# MATERIAL FOR THIS EXERCISE
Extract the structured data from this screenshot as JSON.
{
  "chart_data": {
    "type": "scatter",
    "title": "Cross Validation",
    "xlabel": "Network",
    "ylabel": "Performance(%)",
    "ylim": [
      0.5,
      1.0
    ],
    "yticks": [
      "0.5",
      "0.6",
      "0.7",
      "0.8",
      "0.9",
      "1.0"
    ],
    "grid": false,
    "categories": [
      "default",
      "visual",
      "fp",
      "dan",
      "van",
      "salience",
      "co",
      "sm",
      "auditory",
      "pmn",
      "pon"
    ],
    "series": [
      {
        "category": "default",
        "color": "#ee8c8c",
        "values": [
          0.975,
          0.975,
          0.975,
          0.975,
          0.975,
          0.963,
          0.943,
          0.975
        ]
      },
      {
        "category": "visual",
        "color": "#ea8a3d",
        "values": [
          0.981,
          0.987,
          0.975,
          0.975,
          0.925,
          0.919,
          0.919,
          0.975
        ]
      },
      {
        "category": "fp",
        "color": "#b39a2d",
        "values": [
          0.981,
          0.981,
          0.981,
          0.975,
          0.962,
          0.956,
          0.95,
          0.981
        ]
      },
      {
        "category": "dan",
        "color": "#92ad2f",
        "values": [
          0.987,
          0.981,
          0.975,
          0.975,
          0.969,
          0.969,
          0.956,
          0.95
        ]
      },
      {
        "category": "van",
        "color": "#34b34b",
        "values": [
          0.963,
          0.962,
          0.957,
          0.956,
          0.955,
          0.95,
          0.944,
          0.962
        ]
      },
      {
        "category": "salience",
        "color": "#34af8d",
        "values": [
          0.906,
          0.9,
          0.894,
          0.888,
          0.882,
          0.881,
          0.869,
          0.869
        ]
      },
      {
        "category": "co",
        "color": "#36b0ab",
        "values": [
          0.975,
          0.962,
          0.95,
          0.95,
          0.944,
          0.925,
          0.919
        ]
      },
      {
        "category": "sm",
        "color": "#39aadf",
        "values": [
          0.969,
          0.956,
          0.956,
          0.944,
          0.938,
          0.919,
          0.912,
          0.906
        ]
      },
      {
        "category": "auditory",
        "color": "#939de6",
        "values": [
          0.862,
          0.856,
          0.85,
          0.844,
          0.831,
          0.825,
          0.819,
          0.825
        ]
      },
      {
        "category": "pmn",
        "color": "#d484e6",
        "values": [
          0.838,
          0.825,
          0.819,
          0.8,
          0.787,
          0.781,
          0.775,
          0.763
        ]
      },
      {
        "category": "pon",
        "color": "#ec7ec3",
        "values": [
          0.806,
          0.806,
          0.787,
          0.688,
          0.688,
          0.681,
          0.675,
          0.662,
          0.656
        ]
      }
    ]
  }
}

# SET PROBLEM
Extract the full set of entries word for word.

# WRITTEN RESPONSE
Extract the structured data from this screenshot as JSON.
{
  "chart_data": {
    "type": "scatter",
    "title": "Cross Validation",
    "xlabel": "Network",
    "ylabel": "Performance(%)",
    "ylim": [
      0.5,
      1.0
    ],
    "yticks": [
      "0.5",
      "0.6",
      "0.7",
      "0.8",
      "0.9",
      "1.0"
    ],
    "grid": false,
    "categories": [
      "default",
      "visual",
      "fp",
      "dan",
      "van",
      "salience",
      "co",
      "sm",
      "auditory",
      "pmn",
      "pon"
    ],
    "series": [
      {
        "category": "default",
        "color": "#ee8c8c",
        "values": [
          0.975,
          0.975,
          0.975,
          0.975,
          0.975,
          0.963,
          0.943,
          0.975
        ]
      },
      {
        "category": "visual",
        "color": "#ea8a3d",
        "values": [
          0.981,
          0.987,
          0.975,
          0.975,
          0.925,
          0.919,
          0.919,
          0.975
        ]
      },
      {
        "category": "fp",
        "color": "#b39a2d",
        "values": [
          0.981,
          0.981,
          0.981,
          0.975,
          0.962,
          0.956,
          0.95,
          0.981
        ]
      },
      {
        "category": "dan",
        "color": "#92ad2f",
        "values": [
          0.987,
          0.981,
          0.975,
          0.975,
          0.969,
          0.969,
          0.956,
          0.95
        ]
      },
      {
        "category": "van",
        "color": "#34b34b",
        "values": [
          0.963,
          0.962,
          0.957,
          0.956,
          0.955,
          0.95,
          0.944,
          0.962
        ]
      },
      {
        "category": "salience",
        "color": "#34af8d",
        "values": [
          0.906,
          0.9,
          0.894,
          0.888,
          0.882,
          0.881,
          0.869,
          0.869
        ]
      },
      {
        "category": "co",
        "color": "#36b0ab",
        "values": [
          0.975,
          0.962,
          0.95,
          0.95,
          0.944,
          0.925,
          0.919
        ]
      },
      {
        "category": "sm",
        "color": "#39aadf",
        "values": [
          0.969,
          0.956,
          0.956,
          0.944,
          0.938,
          0.919,
          0.912,
          0.906
        ]
      },
      {
        "category": "auditory",
        "color": "#939de6",
        "values": [
          0.862,
          0.856,
          0.85,
          0.844,
          0.831,
          0.825,
          0.819,
          0.825
        ]
      },
      {
        "category": "pmn",
        "color": "#d484e6",
        "values": [
          0.838,
          0.825,
          0.819,
          0.8,
          0.787,
          0.781,
          0.775,
          0.763
        ]
      },
      {
        "category": "pon",
        "color": "#ec7ec3",
        "values": [
          0.806,
          0.806,
          0.787,
          0.688,
          0.688,
          0.681,
          0.675,
          0.662,
          0.656
        ]
      }
    ]
  }
}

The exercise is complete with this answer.